Transcribe the data that follows precisely, omitting nothing.

# DATA SUPPLIED
_ _ _ _

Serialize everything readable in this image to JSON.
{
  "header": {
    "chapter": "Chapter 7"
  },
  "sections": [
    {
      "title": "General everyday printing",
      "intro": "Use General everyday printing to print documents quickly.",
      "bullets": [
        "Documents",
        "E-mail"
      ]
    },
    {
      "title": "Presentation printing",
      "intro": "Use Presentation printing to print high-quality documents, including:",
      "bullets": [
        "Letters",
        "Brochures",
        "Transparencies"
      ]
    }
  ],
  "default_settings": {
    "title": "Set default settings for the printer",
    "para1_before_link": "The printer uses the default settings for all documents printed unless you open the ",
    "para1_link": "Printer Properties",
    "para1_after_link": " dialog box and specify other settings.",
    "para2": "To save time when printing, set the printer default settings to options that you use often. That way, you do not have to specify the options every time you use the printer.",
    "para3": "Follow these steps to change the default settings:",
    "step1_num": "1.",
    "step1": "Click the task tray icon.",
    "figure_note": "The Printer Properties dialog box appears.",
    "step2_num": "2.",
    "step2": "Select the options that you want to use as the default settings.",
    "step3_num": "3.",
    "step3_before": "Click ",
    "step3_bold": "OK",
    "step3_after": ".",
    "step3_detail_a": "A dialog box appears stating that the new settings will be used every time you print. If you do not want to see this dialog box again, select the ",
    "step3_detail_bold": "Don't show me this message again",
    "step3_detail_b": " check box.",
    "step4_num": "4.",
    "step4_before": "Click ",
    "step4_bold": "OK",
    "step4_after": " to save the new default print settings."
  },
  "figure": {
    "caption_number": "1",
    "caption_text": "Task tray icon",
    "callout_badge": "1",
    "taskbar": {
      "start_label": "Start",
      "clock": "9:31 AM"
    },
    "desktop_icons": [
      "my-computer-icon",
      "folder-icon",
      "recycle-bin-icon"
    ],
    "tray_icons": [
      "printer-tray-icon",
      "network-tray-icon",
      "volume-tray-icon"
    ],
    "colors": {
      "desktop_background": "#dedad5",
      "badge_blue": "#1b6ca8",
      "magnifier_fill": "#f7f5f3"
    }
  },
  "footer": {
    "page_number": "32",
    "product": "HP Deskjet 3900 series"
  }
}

_ _ _ _

# REPLY
Serialize everything readable in this image to JSON.
{
  "header": {
    "chapter": "Chapter 7"
  },
  "sections": [
    {
      "title": "General everyday printing",
      "intro": "Use General everyday printing to print documents quickly.",
      "bullets": [
        "Documents",
        "E-mail"
      ]
    },
    {
      "title": "Presentation printing",
      "intro": "Use Presentation printing to print high-quality documents, including:",
      "bullets": [
        "Letters",
        "Brochures",
        "Transparencies"
      ]
    }
  ],
  "default_settings": {
    "title": "Set default settings for the printer",
    "para1_before_link": "The printer uses the default settings for all documents printed unless you open the ",
    "para1_link": "Printer Properties",
    "para1_after_link": " dialog box and specify other settings.",
    "para2": "To save time when printing, set the printer default settings to options that you use often. That way, you do not have to specify the options every time you use the printer.",
    "para3": "Follow these steps to change the default settings:",
    "step1_num": "1.",
    "step1": "Click the task tray icon.",
    "figure_note": "The Printer Properties dialog box appears.",
    "step2_num": "2.",
    "step2": "Select the options that you want to use as the default settings.",
    "step3_num": "3.",
    "step3_before": "Click ",
    "step3_bold": "OK",
    "step3_after": ".",
    "step3_detail_a": "A dialog box appears stating that the new settings will be used every time you print. If you do not want to see this dialog box again, select the ",
    "step3_detail_bold": "Don't show me this message again",
    "step3_detail_b": " check box.",
    "step4_num": "4.",
    "step4_before": "Click ",
    "step4_bold": "OK",
    "step4_after": " to save the new default print settings."
  },
  "figure": {
    "caption_number": "1",
    "caption_text": "Task tray icon",
    "callout_badge": "1",
    "taskbar": {
      "start_label": "Start",
      "clock": "9:31 AM"
    },
    "desktop_icons": [
      "my-computer-icon",
      "folder-icon",
      "recycle-bin-icon"
    ],
    "tray_icons": [
      "printer-tray-icon",
      "network-tray-icon",
      "volume-tray-icon"
    ],
    "colors": {
      "desktop_background": "#dedad5",
      "badge_blue": "#1b6ca8",
      "magnifier_fill": "#f7f5f3"
    }
  },
  "footer": {
    "page_number": "32",
    "product": "HP Deskjet 3900 series"
  }
}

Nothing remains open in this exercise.